_What is being asked_. Reproduce the records below in full and exactly, without their images.

*** Records for this task

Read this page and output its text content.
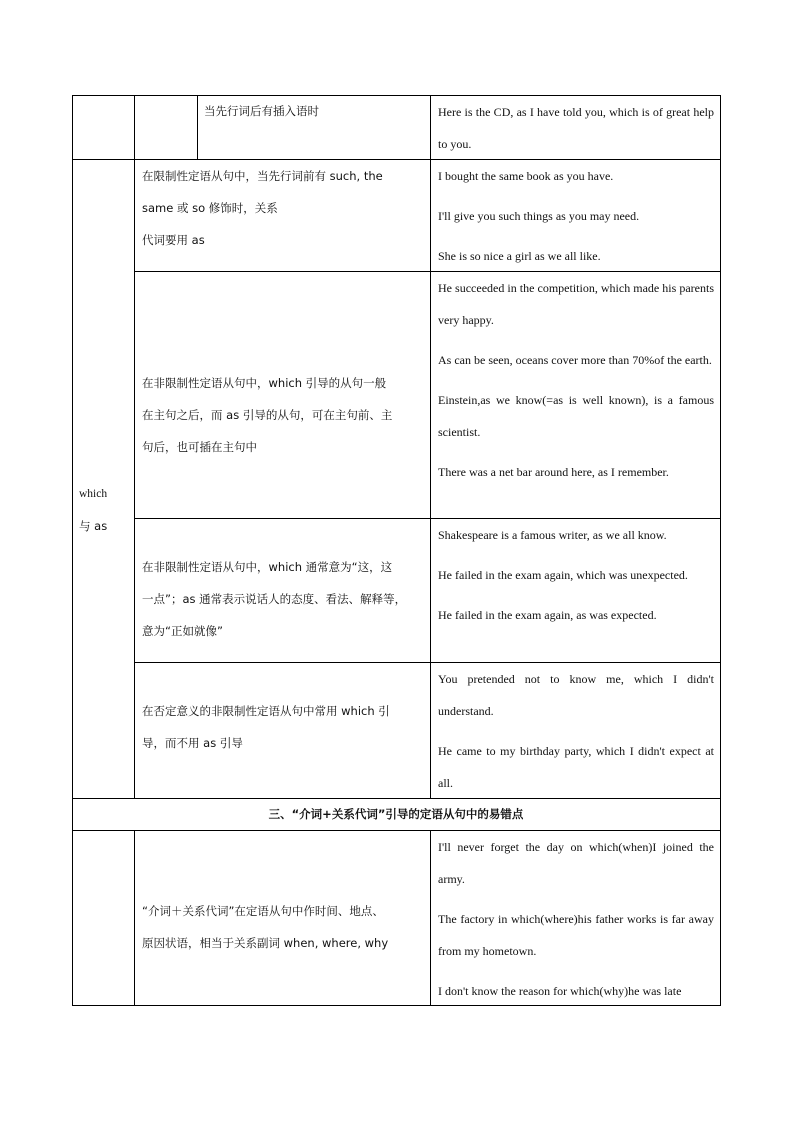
当先行词后有插入语时	Here is the CD, as I have told you, which is of great help to you.
which
与 as
在限制性定语从句中，当先行词前有 such, the
same 或 so 修饰时，关系
代词要用 as
I bought the same book as you have.
I'll give you such things as you may need.
She is so nice a girl as we all like.
在非限制性定语从句中，which 引导的从句一般
在主句之后，而 as 引导的从句，可在主句前、主
句后，也可插在主句中
He succeeded in the competition, which made his parents very happy.
As can be seen, oceans cover more than 70%of the earth.
Einstein,as we know(=as is well known), is a famous scientist.
There was a net bar around here, as I remember.
在非限制性定语从句中，which 通常意为“这，这
一点”；as 通常表示说话人的态度、看法、解释等，
意为“正如就像”
Shakespeare is a famous writer, as we all know.
He failed in the exam again, which was unexpected.
He failed in the exam again, as was expected.
在否定意义的非限制性定语从句中常用 which 引
导，而不用 as 引导
You pretended not to know me, which I didn't understand.
He came to my birthday party, which I didn't expect at all.
三、“介词+关系代词”引导的定语从句中的易错点
“介词＋关系代词”在定语从句中作时间、地点、
原因状语，相当于关系副词 when, where, why
I'll never forget the day on which(when)I joined the army.
The factory in which(where)his father works is far away from my hometown.
I don't know the reason for which(why)he was late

******

_Solution to the exercise_.
Read this page and output its text content.
当先行词后有插入语时	Here is the CD, as I have told you, which is of great help to you.
which
与 as
在限制性定语从句中，当先行词前有 such, the
same 或 so 修饰时，关系
代词要用 as
I bought the same book as you have.
I'll give you such things as you may need.
She is so nice a girl as we all like.
在非限制性定语从句中，which 引导的从句一般
在主句之后，而 as 引导的从句，可在主句前、主
句后，也可插在主句中
He succeeded in the competition, which made his parents very happy.
As can be seen, oceans cover more than 70%of the earth.
Einstein,as we know(=as is well known), is a famous scientist.
There was a net bar around here, as I remember.
在非限制性定语从句中，which 通常意为“这，这
一点”；as 通常表示说话人的态度、看法、解释等，
意为“正如就像”
Shakespeare is a famous writer, as we all know.
He failed in the exam again, which was unexpected.
He failed in the exam again, as was expected.
在否定意义的非限制性定语从句中常用 which 引
导，而不用 as 引导
You pretended not to know me, which I didn't understand.
He came to my birthday party, which I didn't expect at all.
三、“介词+关系代词”引导的定语从句中的易错点
“介词＋关系代词”在定语从句中作时间、地点、
原因状语，相当于关系副词 when, where, why
I'll never forget the day on which(when)I joined the army.
The factory in which(where)his father works is far away from my hometown.
I don't know the reason for which(why)he was late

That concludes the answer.